▶ [Directive]: Find every line below that contains the word "search" and copy each of those lines. Match case exactly.

──────── Records shown

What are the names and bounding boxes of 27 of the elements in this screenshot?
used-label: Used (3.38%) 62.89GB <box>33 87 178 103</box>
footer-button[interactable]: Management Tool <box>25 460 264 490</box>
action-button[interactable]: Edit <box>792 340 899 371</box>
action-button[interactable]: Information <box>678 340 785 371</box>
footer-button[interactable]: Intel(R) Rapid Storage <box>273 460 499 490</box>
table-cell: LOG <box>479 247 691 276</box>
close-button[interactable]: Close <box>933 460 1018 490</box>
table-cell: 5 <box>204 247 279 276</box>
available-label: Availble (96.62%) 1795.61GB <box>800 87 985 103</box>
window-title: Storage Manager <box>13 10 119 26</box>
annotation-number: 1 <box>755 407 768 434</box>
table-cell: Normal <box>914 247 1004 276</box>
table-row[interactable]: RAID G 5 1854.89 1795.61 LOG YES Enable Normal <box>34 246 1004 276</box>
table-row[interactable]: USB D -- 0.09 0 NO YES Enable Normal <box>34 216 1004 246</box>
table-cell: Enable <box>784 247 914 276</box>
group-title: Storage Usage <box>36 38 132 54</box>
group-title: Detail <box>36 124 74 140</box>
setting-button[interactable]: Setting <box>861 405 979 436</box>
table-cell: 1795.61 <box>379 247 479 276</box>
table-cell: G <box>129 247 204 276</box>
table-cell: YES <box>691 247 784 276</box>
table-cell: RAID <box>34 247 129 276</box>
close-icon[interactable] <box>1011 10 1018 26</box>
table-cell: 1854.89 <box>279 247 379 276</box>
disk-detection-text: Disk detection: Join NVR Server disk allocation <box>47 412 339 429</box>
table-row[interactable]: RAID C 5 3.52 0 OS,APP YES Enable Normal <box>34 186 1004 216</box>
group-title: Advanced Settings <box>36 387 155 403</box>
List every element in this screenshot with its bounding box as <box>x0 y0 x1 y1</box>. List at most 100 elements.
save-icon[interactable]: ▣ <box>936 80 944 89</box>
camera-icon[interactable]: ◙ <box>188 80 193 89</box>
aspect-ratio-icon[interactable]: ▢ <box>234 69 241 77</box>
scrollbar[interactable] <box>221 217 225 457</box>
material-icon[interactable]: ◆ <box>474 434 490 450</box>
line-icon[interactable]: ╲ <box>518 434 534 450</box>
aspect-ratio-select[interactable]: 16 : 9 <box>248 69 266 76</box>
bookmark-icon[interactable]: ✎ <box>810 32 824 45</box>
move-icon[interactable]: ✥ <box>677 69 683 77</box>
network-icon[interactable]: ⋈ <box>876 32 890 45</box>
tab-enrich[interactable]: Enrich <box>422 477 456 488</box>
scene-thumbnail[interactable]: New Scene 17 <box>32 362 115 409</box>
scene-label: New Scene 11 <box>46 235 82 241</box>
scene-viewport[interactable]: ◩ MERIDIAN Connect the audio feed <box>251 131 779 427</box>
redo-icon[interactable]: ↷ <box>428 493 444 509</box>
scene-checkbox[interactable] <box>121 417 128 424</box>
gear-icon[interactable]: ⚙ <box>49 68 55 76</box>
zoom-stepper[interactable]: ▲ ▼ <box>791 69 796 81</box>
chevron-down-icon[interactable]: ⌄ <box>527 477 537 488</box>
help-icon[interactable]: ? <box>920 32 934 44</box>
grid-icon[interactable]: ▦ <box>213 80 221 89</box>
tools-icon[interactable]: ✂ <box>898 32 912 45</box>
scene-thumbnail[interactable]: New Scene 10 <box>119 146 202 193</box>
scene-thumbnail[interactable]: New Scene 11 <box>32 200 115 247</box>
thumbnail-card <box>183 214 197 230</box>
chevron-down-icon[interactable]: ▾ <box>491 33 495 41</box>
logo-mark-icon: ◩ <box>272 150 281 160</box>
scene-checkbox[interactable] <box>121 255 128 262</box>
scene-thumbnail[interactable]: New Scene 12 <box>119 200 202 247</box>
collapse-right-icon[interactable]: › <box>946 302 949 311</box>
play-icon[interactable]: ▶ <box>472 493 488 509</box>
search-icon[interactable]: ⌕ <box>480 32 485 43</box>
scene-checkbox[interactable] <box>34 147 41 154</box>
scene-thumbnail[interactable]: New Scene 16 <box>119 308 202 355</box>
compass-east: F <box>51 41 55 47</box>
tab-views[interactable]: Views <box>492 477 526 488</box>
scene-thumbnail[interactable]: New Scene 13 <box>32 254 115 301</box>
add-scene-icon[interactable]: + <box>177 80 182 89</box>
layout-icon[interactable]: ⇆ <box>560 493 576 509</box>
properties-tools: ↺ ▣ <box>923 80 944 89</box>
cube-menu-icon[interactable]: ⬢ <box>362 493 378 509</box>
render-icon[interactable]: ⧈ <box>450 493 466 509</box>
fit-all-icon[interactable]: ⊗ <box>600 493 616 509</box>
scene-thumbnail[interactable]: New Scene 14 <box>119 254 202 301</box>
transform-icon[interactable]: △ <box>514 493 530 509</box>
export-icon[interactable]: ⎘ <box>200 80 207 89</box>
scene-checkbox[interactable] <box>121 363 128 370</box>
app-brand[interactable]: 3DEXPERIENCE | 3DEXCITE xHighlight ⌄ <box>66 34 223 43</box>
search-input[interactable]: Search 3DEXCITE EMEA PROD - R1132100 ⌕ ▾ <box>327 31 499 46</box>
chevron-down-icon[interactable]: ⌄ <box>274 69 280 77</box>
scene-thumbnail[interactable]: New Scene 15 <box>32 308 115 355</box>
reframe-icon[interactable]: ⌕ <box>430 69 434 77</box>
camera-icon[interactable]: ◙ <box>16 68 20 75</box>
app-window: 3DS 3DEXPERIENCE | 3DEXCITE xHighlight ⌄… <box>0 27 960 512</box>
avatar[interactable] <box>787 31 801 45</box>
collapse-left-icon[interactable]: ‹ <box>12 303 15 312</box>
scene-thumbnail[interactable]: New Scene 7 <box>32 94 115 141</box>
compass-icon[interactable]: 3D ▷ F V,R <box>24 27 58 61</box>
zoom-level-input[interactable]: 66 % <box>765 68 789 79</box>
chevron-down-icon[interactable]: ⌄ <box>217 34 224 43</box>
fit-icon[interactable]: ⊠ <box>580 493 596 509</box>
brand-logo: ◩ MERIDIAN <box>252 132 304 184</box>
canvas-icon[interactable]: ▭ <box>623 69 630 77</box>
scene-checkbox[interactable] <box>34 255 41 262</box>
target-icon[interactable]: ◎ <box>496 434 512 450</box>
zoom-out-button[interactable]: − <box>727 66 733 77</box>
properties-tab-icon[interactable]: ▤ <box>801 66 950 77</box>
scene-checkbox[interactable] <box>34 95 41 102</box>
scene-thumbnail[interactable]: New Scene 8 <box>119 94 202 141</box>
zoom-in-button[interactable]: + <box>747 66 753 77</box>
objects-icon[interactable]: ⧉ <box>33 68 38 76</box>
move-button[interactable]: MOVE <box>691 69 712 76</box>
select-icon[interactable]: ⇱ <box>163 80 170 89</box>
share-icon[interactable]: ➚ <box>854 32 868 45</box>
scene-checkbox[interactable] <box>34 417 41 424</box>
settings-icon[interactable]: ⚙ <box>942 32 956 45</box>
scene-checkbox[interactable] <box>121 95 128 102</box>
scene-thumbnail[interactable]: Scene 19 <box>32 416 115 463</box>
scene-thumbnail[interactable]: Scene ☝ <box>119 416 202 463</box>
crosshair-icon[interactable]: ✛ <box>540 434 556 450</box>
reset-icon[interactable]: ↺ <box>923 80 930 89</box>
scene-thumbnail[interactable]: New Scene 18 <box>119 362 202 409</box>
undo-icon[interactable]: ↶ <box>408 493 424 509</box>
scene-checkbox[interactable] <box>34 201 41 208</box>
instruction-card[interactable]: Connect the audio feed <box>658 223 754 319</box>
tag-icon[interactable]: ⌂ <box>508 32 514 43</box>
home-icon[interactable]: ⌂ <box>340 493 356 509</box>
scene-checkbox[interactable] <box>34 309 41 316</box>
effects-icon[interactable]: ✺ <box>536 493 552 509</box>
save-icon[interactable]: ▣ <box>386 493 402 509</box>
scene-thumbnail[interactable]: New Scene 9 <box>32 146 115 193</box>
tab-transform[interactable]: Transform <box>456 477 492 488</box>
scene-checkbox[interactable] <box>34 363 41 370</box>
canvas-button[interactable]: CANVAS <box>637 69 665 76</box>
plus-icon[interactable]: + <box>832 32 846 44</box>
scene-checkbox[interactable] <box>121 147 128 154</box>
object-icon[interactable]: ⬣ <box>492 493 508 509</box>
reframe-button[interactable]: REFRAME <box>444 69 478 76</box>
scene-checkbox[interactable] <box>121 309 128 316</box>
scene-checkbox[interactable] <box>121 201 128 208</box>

────────────────

▶ [Response to this task]:
search-icon[interactable]: ⌕ <box>480 32 485 43</box>
search-input[interactable]: Search 3DEXCITE EMEA PROD - R1132100 ⌕ ▾ <box>327 31 499 46</box>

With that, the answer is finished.